Copy all lines of the listing that include the string "задач".

(Extracted records)
++++++++++++++++++++
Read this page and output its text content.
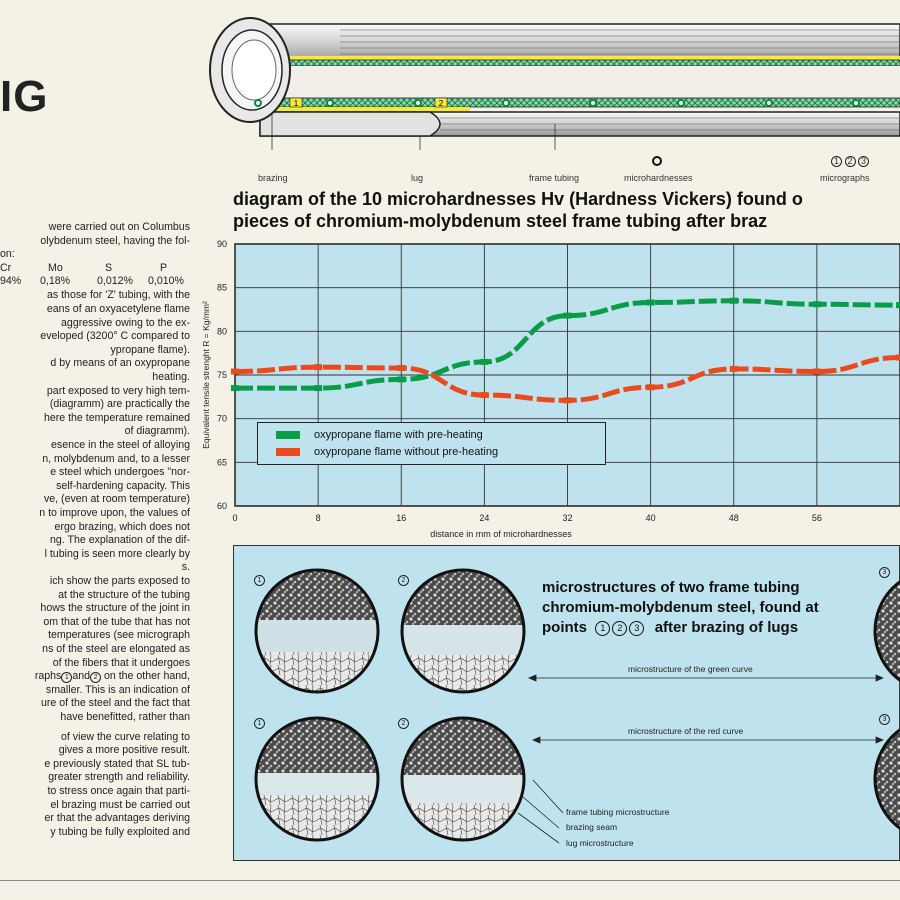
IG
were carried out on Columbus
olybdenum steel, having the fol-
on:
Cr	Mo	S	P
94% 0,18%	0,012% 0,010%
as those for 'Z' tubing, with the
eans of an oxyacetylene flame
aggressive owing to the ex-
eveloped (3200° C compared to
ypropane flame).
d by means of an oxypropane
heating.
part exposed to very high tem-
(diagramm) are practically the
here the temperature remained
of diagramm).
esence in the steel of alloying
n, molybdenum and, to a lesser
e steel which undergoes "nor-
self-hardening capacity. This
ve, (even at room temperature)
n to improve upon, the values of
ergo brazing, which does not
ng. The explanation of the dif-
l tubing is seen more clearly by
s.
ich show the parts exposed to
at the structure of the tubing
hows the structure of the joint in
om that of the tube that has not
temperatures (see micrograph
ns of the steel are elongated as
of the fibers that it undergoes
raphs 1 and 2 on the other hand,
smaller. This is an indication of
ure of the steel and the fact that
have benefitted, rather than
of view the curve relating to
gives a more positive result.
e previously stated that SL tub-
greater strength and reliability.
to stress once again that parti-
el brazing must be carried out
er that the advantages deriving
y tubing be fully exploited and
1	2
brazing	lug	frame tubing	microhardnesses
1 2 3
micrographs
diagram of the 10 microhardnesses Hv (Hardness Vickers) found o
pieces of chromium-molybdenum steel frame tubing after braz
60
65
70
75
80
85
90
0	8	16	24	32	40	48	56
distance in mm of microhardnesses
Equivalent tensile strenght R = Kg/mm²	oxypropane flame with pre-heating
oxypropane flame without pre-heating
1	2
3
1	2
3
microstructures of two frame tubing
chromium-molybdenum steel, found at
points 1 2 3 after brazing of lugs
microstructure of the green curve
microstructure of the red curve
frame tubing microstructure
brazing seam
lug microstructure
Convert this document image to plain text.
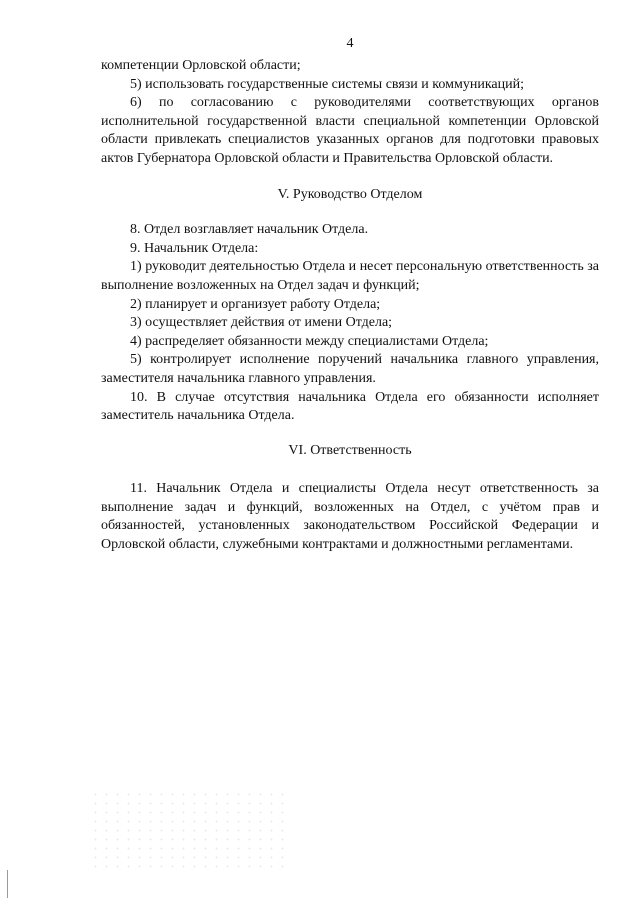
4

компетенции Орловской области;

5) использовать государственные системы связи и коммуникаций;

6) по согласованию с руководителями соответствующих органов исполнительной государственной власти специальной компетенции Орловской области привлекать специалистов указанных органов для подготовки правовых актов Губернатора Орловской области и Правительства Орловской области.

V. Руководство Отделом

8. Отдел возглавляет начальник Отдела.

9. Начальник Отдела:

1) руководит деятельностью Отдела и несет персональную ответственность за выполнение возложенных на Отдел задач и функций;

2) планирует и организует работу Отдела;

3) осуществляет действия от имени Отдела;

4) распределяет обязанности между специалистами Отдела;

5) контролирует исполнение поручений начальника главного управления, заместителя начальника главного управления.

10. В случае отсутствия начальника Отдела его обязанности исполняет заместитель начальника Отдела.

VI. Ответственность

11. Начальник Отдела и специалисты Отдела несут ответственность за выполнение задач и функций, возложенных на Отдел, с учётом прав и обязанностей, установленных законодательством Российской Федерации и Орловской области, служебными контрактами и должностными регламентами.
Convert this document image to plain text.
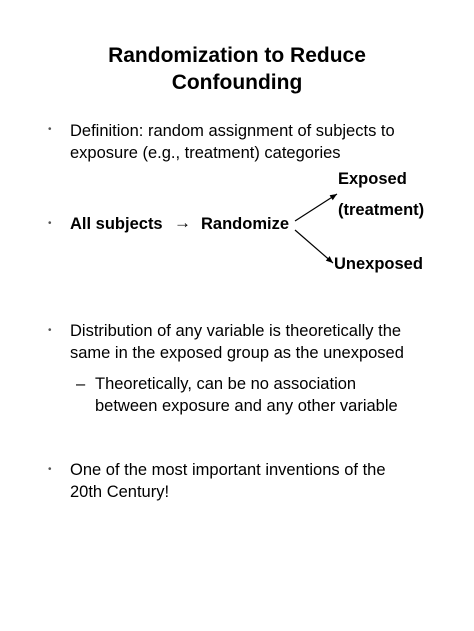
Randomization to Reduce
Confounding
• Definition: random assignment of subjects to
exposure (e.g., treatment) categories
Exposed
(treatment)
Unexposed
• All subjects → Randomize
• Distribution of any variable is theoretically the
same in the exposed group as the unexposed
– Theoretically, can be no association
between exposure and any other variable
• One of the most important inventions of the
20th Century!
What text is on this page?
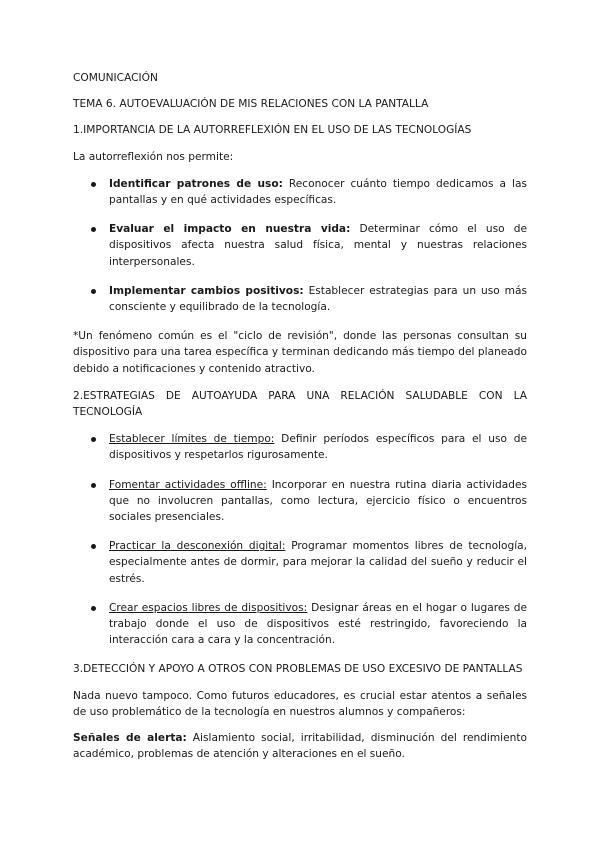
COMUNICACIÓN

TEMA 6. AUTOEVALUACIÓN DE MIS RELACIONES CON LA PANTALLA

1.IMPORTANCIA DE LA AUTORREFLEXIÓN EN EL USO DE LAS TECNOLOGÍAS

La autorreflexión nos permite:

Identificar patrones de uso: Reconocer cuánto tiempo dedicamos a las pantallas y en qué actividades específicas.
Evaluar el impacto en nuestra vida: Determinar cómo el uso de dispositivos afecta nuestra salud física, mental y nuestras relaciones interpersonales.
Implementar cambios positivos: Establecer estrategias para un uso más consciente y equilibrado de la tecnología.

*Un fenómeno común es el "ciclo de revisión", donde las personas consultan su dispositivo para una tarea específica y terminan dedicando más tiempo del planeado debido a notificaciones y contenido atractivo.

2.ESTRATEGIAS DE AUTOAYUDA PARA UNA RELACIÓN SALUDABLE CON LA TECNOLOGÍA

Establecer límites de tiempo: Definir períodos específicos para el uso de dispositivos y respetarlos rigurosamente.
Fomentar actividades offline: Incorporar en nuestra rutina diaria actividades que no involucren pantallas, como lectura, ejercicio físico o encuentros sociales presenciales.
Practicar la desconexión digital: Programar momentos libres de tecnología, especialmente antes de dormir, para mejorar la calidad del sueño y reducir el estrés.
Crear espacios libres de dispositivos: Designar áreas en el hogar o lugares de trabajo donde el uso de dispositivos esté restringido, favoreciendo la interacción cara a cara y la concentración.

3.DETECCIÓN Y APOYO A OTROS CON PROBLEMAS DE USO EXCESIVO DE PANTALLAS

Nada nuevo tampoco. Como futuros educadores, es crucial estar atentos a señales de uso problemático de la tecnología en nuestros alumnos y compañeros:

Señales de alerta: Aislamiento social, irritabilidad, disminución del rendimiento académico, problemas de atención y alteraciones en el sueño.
++++++++++++++++++++
Output below:
1) руководит деятельностью Отдела и несет персональную ответственность за выполнение возложенных на Отдел задач и функций;
11. Начальник Отдела и специалисты Отдела несут ответственность за выполнение задач и функций, возложенных на Отдел, с учётом прав и обязанностей, установленных законодательством Российской Федерации и Орловской области, служебными контрактами и должностными регламентами.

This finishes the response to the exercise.